— DATA SUPPLIED —
╭──
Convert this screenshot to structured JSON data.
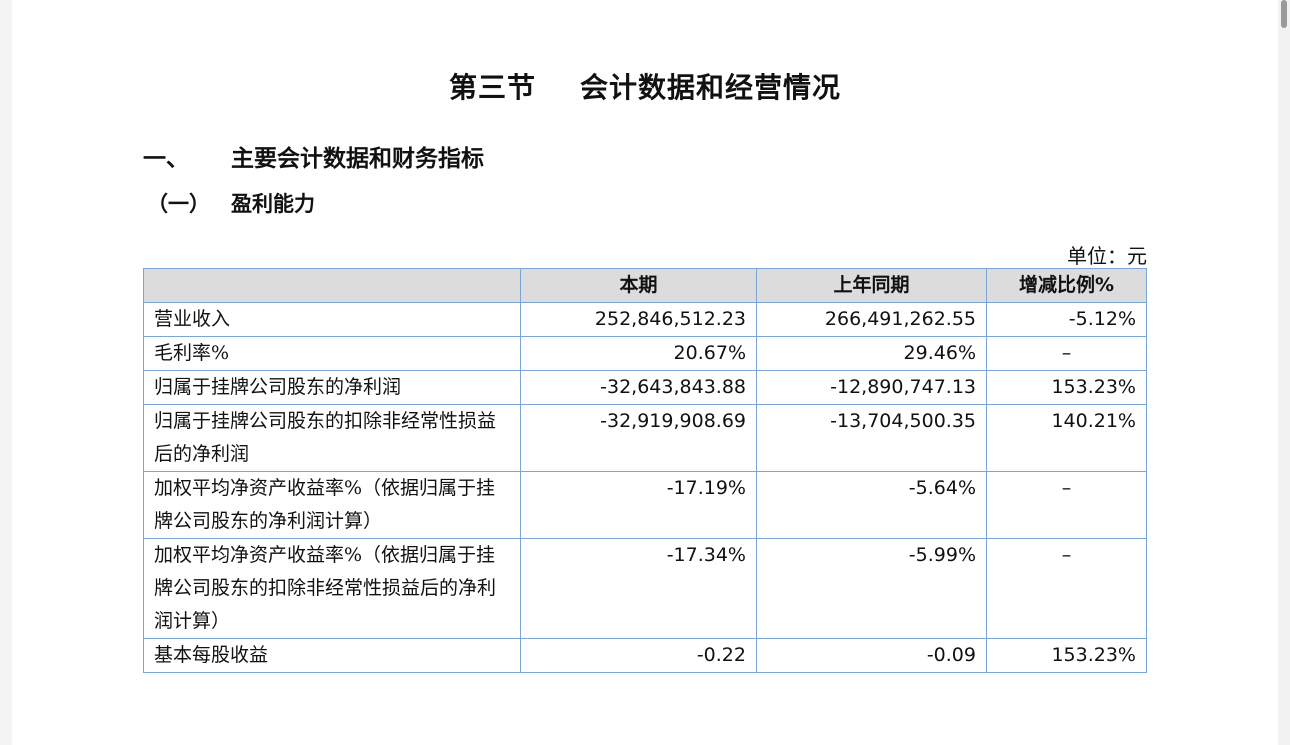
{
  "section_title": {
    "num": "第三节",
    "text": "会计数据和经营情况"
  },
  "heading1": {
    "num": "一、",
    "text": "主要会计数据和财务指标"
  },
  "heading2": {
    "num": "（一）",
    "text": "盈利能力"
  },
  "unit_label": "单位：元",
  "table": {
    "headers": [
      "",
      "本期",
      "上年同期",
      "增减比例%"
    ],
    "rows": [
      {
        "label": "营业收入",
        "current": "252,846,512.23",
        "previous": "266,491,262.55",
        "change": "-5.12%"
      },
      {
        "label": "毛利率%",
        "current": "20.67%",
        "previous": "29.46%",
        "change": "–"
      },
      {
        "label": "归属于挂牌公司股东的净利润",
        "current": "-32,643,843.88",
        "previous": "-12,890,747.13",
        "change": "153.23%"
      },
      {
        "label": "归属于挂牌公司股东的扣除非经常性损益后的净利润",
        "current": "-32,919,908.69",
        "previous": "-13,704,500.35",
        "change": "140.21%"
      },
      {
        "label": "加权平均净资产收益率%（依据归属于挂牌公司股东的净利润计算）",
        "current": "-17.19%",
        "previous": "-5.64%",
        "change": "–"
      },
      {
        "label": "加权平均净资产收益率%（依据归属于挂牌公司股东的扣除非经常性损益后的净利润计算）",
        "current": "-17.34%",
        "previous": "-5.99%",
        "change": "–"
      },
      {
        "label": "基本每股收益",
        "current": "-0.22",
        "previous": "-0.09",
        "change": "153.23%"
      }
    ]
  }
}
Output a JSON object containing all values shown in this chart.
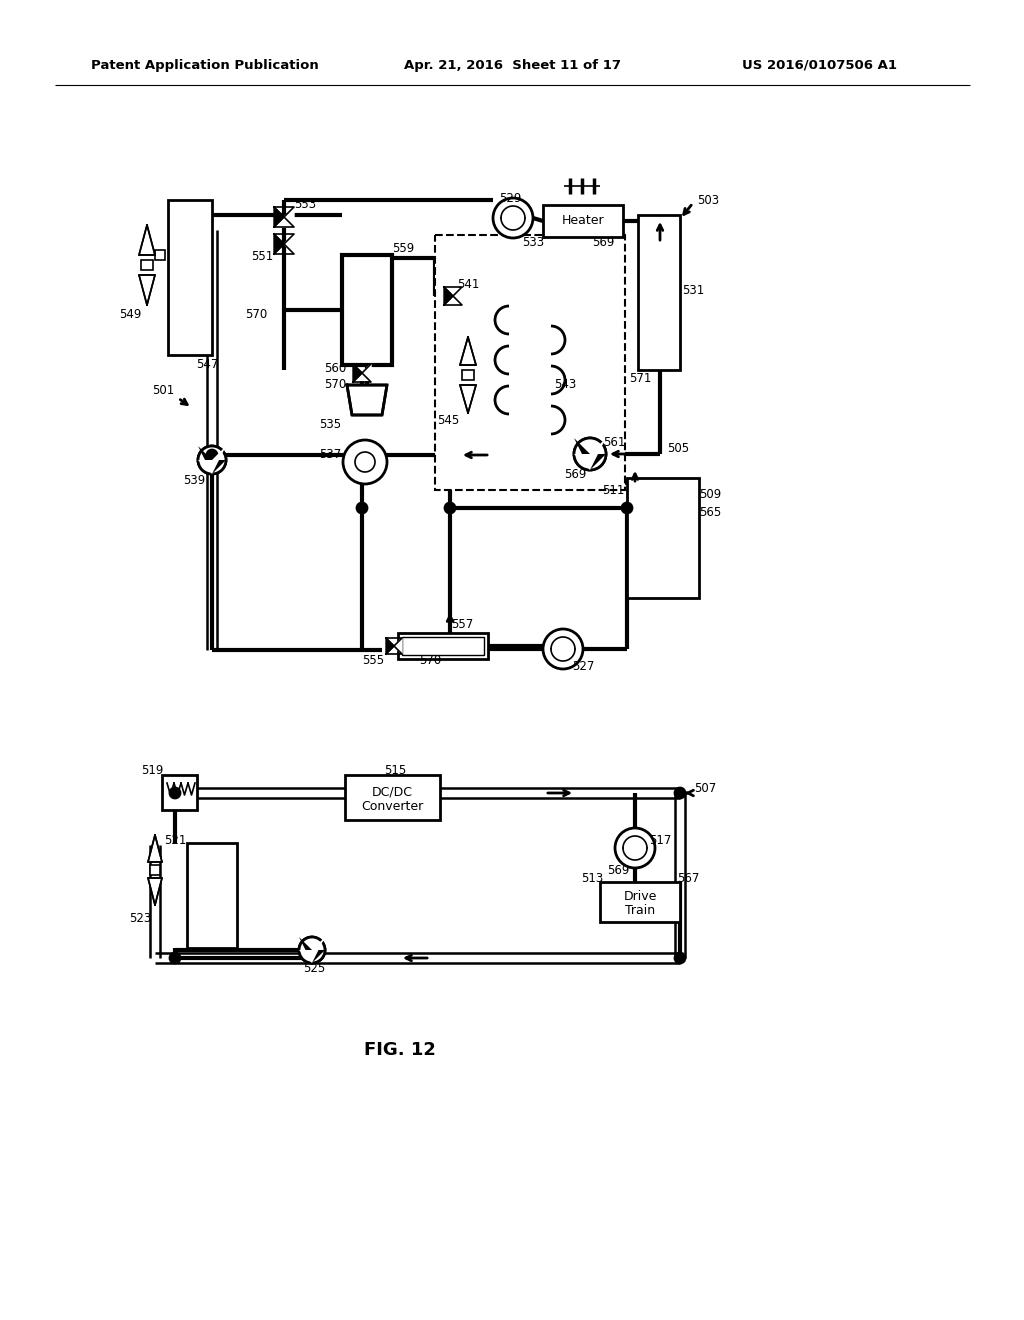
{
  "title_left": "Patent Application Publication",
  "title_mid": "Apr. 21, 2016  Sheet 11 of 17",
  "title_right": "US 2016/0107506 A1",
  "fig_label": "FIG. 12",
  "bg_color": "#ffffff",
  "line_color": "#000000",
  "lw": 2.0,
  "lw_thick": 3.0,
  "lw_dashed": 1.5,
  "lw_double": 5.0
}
╰──
— EXERCISE GOAL —
Find the line containing "Output a JSON" in the listing above. Restate it and every line after it, word for word, through the final line, leaving out the pictures.

— ANSWER TO THIS PROBLEM —
Output a JSON object containing all values shown in this chart.
{
  "title_left": "Patent Application Publication",
  "title_mid": "Apr. 21, 2016  Sheet 11 of 17",
  "title_right": "US 2016/0107506 A1",
  "fig_label": "FIG. 12",
  "bg_color": "#ffffff",
  "line_color": "#000000",
  "lw": 2.0,
  "lw_thick": 3.0,
  "lw_dashed": 1.5,
  "lw_double": 5.0
}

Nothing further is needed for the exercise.